Give every line again exactly as it appears, please, but not the pictures.

[Start of Given data]

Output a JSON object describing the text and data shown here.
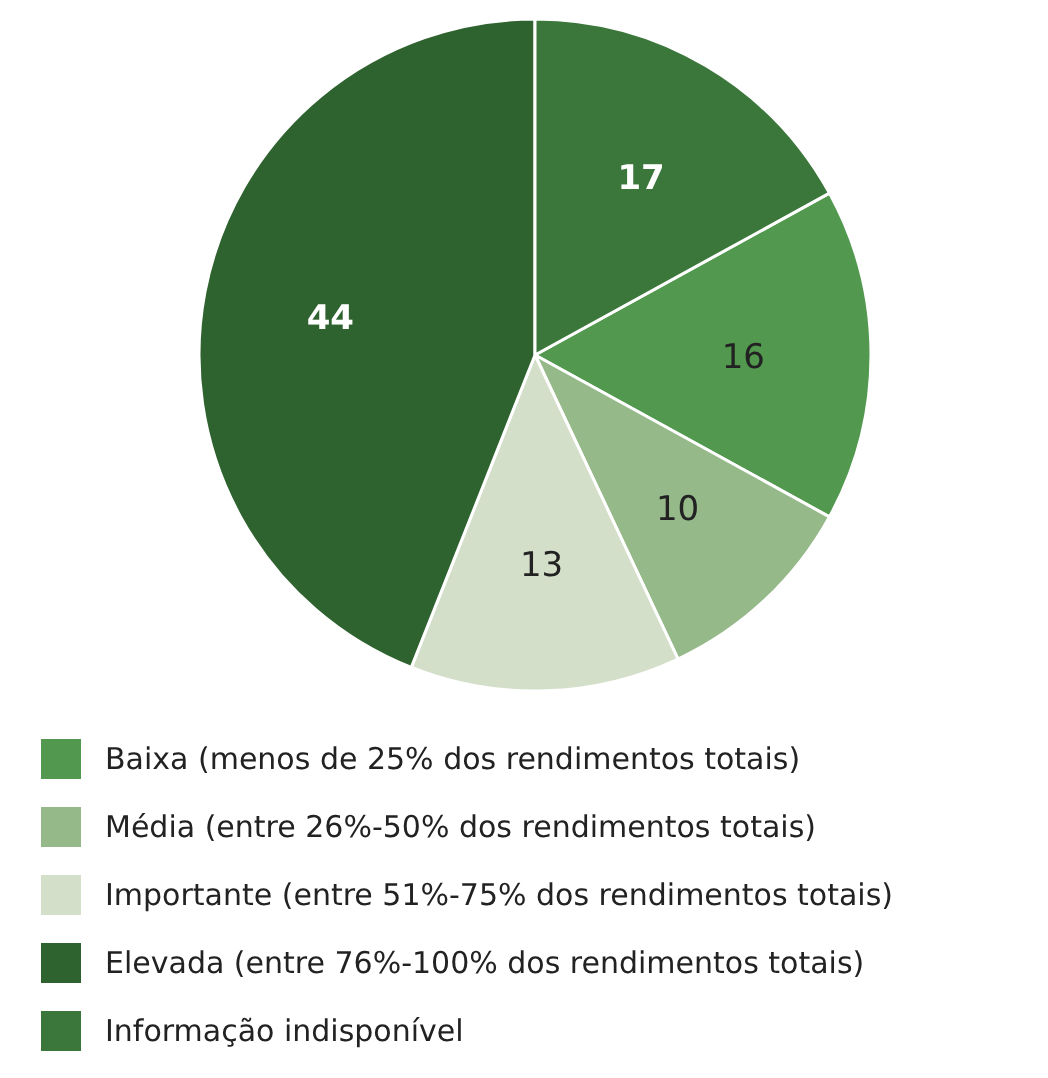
{
  "chart_data": {
    "type": "pie",
    "categories": [
      "Baixa (menos de 25% dos rendimentos totais)",
      "Média (entre 26%-50% dos rendimentos totais)",
      "Importante (entre 51%-75% dos rendimentos totais)",
      "Elevada (entre 76%-100% dos rendimentos totais)",
      "Informação indisponível"
    ],
    "values": [
      16,
      10,
      13,
      44,
      17
    ],
    "colors": [
      "#52994f",
      "#96b98a",
      "#d4dfca",
      "#2e622e",
      "#3b773b"
    ],
    "data_labels": true,
    "legend": "bottom"
  }
}
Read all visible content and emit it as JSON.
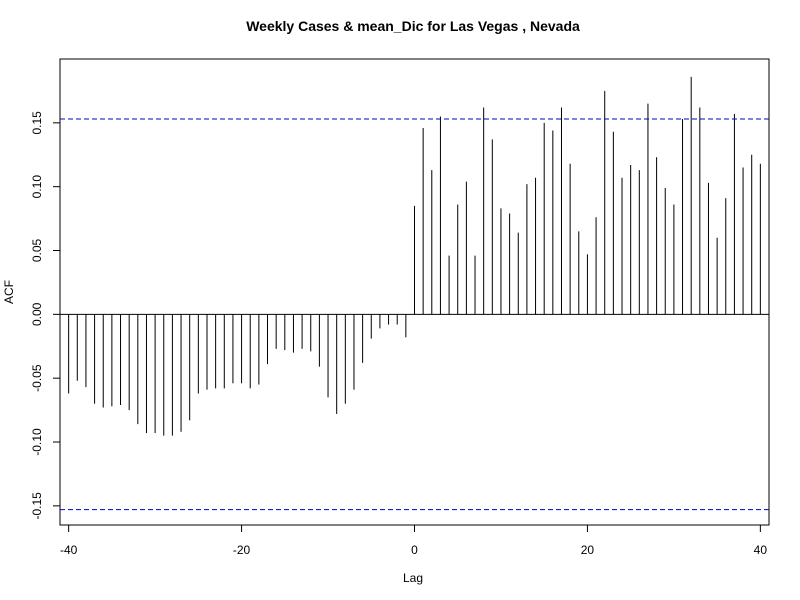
{
  "chart_data": {
    "type": "bar",
    "title": "Weekly Cases & mean_Dic for Las Vegas , Nevada",
    "xlabel": "Lag",
    "ylabel": "ACF",
    "xlim": [
      -41,
      41
    ],
    "ylim": [
      -0.165,
      0.2
    ],
    "x_ticks": [
      -40,
      -20,
      0,
      20,
      40
    ],
    "x_tick_labels": [
      "-40",
      "-20",
      "0",
      "20",
      "40"
    ],
    "y_ticks": [
      -0.15,
      -0.1,
      -0.05,
      0.0,
      0.05,
      0.1,
      0.15
    ],
    "y_tick_labels": [
      "-0.15",
      "-0.10",
      "-0.05",
      "0.00",
      "0.05",
      "0.10",
      "0.15"
    ],
    "confidence_band": 0.153,
    "confidence_color": "#0000cc",
    "bar_color": "#000000",
    "grid": false,
    "lags": [
      -40,
      -39,
      -38,
      -37,
      -36,
      -35,
      -34,
      -33,
      -32,
      -31,
      -30,
      -29,
      -28,
      -27,
      -26,
      -25,
      -24,
      -23,
      -22,
      -21,
      -20,
      -19,
      -18,
      -17,
      -16,
      -15,
      -14,
      -13,
      -12,
      -11,
      -10,
      -9,
      -8,
      -7,
      -6,
      -5,
      -4,
      -3,
      -2,
      -1,
      0,
      1,
      2,
      3,
      4,
      5,
      6,
      7,
      8,
      9,
      10,
      11,
      12,
      13,
      14,
      15,
      16,
      17,
      18,
      19,
      20,
      21,
      22,
      23,
      24,
      25,
      26,
      27,
      28,
      29,
      30,
      31,
      32,
      33,
      34,
      35,
      36,
      37,
      38,
      39,
      40
    ],
    "values": [
      -0.062,
      -0.052,
      -0.057,
      -0.07,
      -0.073,
      -0.072,
      -0.071,
      -0.075,
      -0.086,
      -0.093,
      -0.093,
      -0.095,
      -0.095,
      -0.092,
      -0.083,
      -0.062,
      -0.059,
      -0.058,
      -0.058,
      -0.054,
      -0.054,
      -0.058,
      -0.055,
      -0.039,
      -0.027,
      -0.028,
      -0.03,
      -0.027,
      -0.029,
      -0.041,
      -0.065,
      -0.078,
      -0.07,
      -0.059,
      -0.038,
      -0.019,
      -0.011,
      -0.008,
      -0.008,
      -0.018,
      0.085,
      0.146,
      0.113,
      0.155,
      0.046,
      0.086,
      0.104,
      0.046,
      0.162,
      0.137,
      0.083,
      0.079,
      0.064,
      0.102,
      0.107,
      0.15,
      0.144,
      0.162,
      0.118,
      0.065,
      0.047,
      0.076,
      0.175,
      0.143,
      0.107,
      0.117,
      0.113,
      0.165,
      0.123,
      0.099,
      0.086,
      0.153,
      0.186,
      0.162,
      0.103,
      0.06,
      0.091,
      0.157,
      0.115,
      0.125,
      0.118
    ]
  }
}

[End of Given data]

#### Solution for this task:
Output a JSON object describing the text and data shown here.
{
  "chart_data": {
    "type": "pie",
    "categories": [
      "Baixa (menos de 25% dos rendimentos totais)",
      "Média (entre 26%-50% dos rendimentos totais)",
      "Importante (entre 51%-75% dos rendimentos totais)",
      "Elevada (entre 76%-100% dos rendimentos totais)",
      "Informação indisponível"
    ],
    "values": [
      16,
      10,
      13,
      44,
      17
    ],
    "colors": [
      "#52994f",
      "#96b98a",
      "#d4dfca",
      "#2e622e",
      "#3b773b"
    ],
    "data_labels": true,
    "legend": "bottom"
  }
}
Read all visible content and emit it as JSON.
{
  "chart_data": {
    "type": "bar",
    "title": "Weekly Cases & mean_Dic for Las Vegas , Nevada",
    "xlabel": "Lag",
    "ylabel": "ACF",
    "xlim": [
      -41,
      41
    ],
    "ylim": [
      -0.165,
      0.2
    ],
    "x_ticks": [
      -40,
      -20,
      0,
      20,
      40
    ],
    "x_tick_labels": [
      "-40",
      "-20",
      "0",
      "20",
      "40"
    ],
    "y_ticks": [
      -0.15,
      -0.1,
      -0.05,
      0.0,
      0.05,
      0.1,
      0.15
    ],
    "y_tick_labels": [
      "-0.15",
      "-0.10",
      "-0.05",
      "0.00",
      "0.05",
      "0.10",
      "0.15"
    ],
    "confidence_band": 0.153,
    "confidence_color": "#0000cc",
    "bar_color": "#000000",
    "grid": false,
    "lags": [
      -40,
      -39,
      -38,
      -37,
      -36,
      -35,
      -34,
      -33,
      -32,
      -31,
      -30,
      -29,
      -28,
      -27,
      -26,
      -25,
      -24,
      -23,
      -22,
      -21,
      -20,
      -19,
      -18,
      -17,
      -16,
      -15,
      -14,
      -13,
      -12,
      -11,
      -10,
      -9,
      -8,
      -7,
      -6,
      -5,
      -4,
      -3,
      -2,
      -1,
      0,
      1,
      2,
      3,
      4,
      5,
      6,
      7,
      8,
      9,
      10,
      11,
      12,
      13,
      14,
      15,
      16,
      17,
      18,
      19,
      20,
      21,
      22,
      23,
      24,
      25,
      26,
      27,
      28,
      29,
      30,
      31,
      32,
      33,
      34,
      35,
      36,
      37,
      38,
      39,
      40
    ],
    "values": [
      -0.062,
      -0.052,
      -0.057,
      -0.07,
      -0.073,
      -0.072,
      -0.071,
      -0.075,
      -0.086,
      -0.093,
      -0.093,
      -0.095,
      -0.095,
      -0.092,
      -0.083,
      -0.062,
      -0.059,
      -0.058,
      -0.058,
      -0.054,
      -0.054,
      -0.058,
      -0.055,
      -0.039,
      -0.027,
      -0.028,
      -0.03,
      -0.027,
      -0.029,
      -0.041,
      -0.065,
      -0.078,
      -0.07,
      -0.059,
      -0.038,
      -0.019,
      -0.011,
      -0.008,
      -0.008,
      -0.018,
      0.085,
      0.146,
      0.113,
      0.155,
      0.046,
      0.086,
      0.104,
      0.046,
      0.162,
      0.137,
      0.083,
      0.079,
      0.064,
      0.102,
      0.107,
      0.15,
      0.144,
      0.162,
      0.118,
      0.065,
      0.047,
      0.076,
      0.175,
      0.143,
      0.107,
      0.117,
      0.113,
      0.165,
      0.123,
      0.099,
      0.086,
      0.153,
      0.186,
      0.162,
      0.103,
      0.06,
      0.091,
      0.157,
      0.115,
      0.125,
      0.118
    ]
  }
}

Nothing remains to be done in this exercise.